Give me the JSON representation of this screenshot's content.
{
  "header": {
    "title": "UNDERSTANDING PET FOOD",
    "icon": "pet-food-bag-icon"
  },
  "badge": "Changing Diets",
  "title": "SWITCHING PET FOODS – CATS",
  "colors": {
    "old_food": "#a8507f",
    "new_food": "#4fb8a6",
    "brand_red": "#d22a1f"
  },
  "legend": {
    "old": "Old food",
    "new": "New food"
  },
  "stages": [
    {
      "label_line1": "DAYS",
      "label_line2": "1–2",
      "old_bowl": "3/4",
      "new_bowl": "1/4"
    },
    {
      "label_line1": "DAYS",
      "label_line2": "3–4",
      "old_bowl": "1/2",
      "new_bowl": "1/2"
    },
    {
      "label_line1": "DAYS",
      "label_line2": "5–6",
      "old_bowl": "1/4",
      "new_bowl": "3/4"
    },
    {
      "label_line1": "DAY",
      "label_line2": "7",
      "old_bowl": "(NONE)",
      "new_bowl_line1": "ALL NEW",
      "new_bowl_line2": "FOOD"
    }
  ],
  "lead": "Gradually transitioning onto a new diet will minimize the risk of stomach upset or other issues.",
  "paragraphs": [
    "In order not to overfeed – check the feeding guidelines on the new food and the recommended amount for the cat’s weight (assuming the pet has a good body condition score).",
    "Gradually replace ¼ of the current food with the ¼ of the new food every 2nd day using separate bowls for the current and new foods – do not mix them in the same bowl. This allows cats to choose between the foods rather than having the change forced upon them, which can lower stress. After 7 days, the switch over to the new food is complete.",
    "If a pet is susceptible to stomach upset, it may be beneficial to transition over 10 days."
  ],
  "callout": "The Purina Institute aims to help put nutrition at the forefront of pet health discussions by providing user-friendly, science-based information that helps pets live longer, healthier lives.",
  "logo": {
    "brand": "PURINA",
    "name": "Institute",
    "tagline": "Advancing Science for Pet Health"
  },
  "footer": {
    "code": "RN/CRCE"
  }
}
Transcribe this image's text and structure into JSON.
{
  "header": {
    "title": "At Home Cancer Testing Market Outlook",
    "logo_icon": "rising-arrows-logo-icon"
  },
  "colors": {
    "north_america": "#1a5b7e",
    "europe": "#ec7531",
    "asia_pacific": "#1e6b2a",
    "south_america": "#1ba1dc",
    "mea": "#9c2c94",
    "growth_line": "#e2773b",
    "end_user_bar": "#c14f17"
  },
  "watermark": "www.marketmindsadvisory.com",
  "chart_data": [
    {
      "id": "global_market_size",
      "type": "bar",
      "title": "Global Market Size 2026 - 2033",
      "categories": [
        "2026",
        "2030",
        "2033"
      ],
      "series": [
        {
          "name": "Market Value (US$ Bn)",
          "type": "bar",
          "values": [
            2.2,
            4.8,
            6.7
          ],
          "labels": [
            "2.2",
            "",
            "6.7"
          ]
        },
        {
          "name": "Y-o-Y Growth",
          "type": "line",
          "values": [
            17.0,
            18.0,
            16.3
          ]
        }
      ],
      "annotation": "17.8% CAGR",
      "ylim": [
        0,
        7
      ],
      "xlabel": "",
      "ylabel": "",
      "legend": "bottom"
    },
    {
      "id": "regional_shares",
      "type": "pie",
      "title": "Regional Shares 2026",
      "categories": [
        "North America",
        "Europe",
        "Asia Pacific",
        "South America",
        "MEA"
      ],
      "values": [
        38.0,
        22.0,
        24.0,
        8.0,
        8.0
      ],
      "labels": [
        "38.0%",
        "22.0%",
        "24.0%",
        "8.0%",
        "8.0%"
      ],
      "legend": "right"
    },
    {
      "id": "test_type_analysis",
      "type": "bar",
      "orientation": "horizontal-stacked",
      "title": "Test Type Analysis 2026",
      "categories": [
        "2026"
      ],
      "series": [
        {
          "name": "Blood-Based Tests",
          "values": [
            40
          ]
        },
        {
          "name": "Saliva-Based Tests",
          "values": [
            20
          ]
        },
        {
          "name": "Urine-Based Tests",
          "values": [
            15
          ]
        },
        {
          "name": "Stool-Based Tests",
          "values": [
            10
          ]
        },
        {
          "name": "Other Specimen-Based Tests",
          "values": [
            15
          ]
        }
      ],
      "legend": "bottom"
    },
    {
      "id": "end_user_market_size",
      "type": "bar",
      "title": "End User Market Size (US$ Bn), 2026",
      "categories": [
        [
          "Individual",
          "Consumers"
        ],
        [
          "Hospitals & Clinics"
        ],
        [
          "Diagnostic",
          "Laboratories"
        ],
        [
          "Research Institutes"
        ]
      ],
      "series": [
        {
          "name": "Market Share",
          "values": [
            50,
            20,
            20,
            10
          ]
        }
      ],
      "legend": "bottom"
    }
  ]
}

+ + +

◆ DESCRIPTION OF THE TASK:
Copy out each record exactly as given, omitting none.

◆ SOLUTION:
Give me the JSON representation of this screenshot's content.
{
  "header": {
    "title": "UNDERSTANDING PET FOOD",
    "icon": "pet-food-bag-icon"
  },
  "badge": "Changing Diets",
  "title": "SWITCHING PET FOODS – CATS",
  "colors": {
    "old_food": "#a8507f",
    "new_food": "#4fb8a6",
    "brand_red": "#d22a1f"
  },
  "legend": {
    "old": "Old food",
    "new": "New food"
  },
  "stages": [
    {
      "label_line1": "DAYS",
      "label_line2": "1–2",
      "old_bowl": "3/4",
      "new_bowl": "1/4"
    },
    {
      "label_line1": "DAYS",
      "label_line2": "3–4",
      "old_bowl": "1/2",
      "new_bowl": "1/2"
    },
    {
      "label_line1": "DAYS",
      "label_line2": "5–6",
      "old_bowl": "1/4",
      "new_bowl": "3/4"
    },
    {
      "label_line1": "DAY",
      "label_line2": "7",
      "old_bowl": "(NONE)",
      "new_bowl_line1": "ALL NEW",
      "new_bowl_line2": "FOOD"
    }
  ],
  "lead": "Gradually transitioning onto a new diet will minimize the risk of stomach upset or other issues.",
  "paragraphs": [
    "In order not to overfeed – check the feeding guidelines on the new food and the recommended amount for the cat’s weight (assuming the pet has a good body condition score).",
    "Gradually replace ¼ of the current food with the ¼ of the new food every 2nd day using separate bowls for the current and new foods – do not mix them in the same bowl. This allows cats to choose between the foods rather than having the change forced upon them, which can lower stress. After 7 days, the switch over to the new food is complete.",
    "If a pet is susceptible to stomach upset, it may be beneficial to transition over 10 days."
  ],
  "callout": "The Purina Institute aims to help put nutrition at the forefront of pet health discussions by providing user-friendly, science-based information that helps pets live longer, healthier lives.",
  "logo": {
    "brand": "PURINA",
    "name": "Institute",
    "tagline": "Advancing Science for Pet Health"
  },
  "footer": {
    "code": "RN/CRCE"
  }
}
Transcribe this image's text and structure into JSON.
{
  "header": {
    "title": "At Home Cancer Testing Market Outlook",
    "logo_icon": "rising-arrows-logo-icon"
  },
  "colors": {
    "north_america": "#1a5b7e",
    "europe": "#ec7531",
    "asia_pacific": "#1e6b2a",
    "south_america": "#1ba1dc",
    "mea": "#9c2c94",
    "growth_line": "#e2773b",
    "end_user_bar": "#c14f17"
  },
  "watermark": "www.marketmindsadvisory.com",
  "chart_data": [
    {
      "id": "global_market_size",
      "type": "bar",
      "title": "Global Market Size 2026 - 2033",
      "categories": [
        "2026",
        "2030",
        "2033"
      ],
      "series": [
        {
          "name": "Market Value (US$ Bn)",
          "type": "bar",
          "values": [
            2.2,
            4.8,
            6.7
          ],
          "labels": [
            "2.2",
            "",
            "6.7"
          ]
        },
        {
          "name": "Y-o-Y Growth",
          "type": "line",
          "values": [
            17.0,
            18.0,
            16.3
          ]
        }
      ],
      "annotation": "17.8% CAGR",
      "ylim": [
        0,
        7
      ],
      "xlabel": "",
      "ylabel": "",
      "legend": "bottom"
    },
    {
      "id": "regional_shares",
      "type": "pie",
      "title": "Regional Shares 2026",
      "categories": [
        "North America",
        "Europe",
        "Asia Pacific",
        "South America",
        "MEA"
      ],
      "values": [
        38.0,
        22.0,
        24.0,
        8.0,
        8.0
      ],
      "labels": [
        "38.0%",
        "22.0%",
        "24.0%",
        "8.0%",
        "8.0%"
      ],
      "legend": "right"
    },
    {
      "id": "test_type_analysis",
      "type": "bar",
      "orientation": "horizontal-stacked",
      "title": "Test Type Analysis 2026",
      "categories": [
        "2026"
      ],
      "series": [
        {
          "name": "Blood-Based Tests",
          "values": [
            40
          ]
        },
        {
          "name": "Saliva-Based Tests",
          "values": [
            20
          ]
        },
        {
          "name": "Urine-Based Tests",
          "values": [
            15
          ]
        },
        {
          "name": "Stool-Based Tests",
          "values": [
            10
          ]
        },
        {
          "name": "Other Specimen-Based Tests",
          "values": [
            15
          ]
        }
      ],
      "legend": "bottom"
    },
    {
      "id": "end_user_market_size",
      "type": "bar",
      "title": "End User Market Size (US$ Bn), 2026",
      "categories": [
        [
          "Individual",
          "Consumers"
        ],
        [
          "Hospitals & Clinics"
        ],
        [
          "Diagnostic",
          "Laboratories"
        ],
        [
          "Research Institutes"
        ]
      ],
      "series": [
        {
          "name": "Market Share",
          "values": [
            50,
            20,
            20,
            10
          ]
        }
      ],
      "legend": "bottom"
    }
  ]
}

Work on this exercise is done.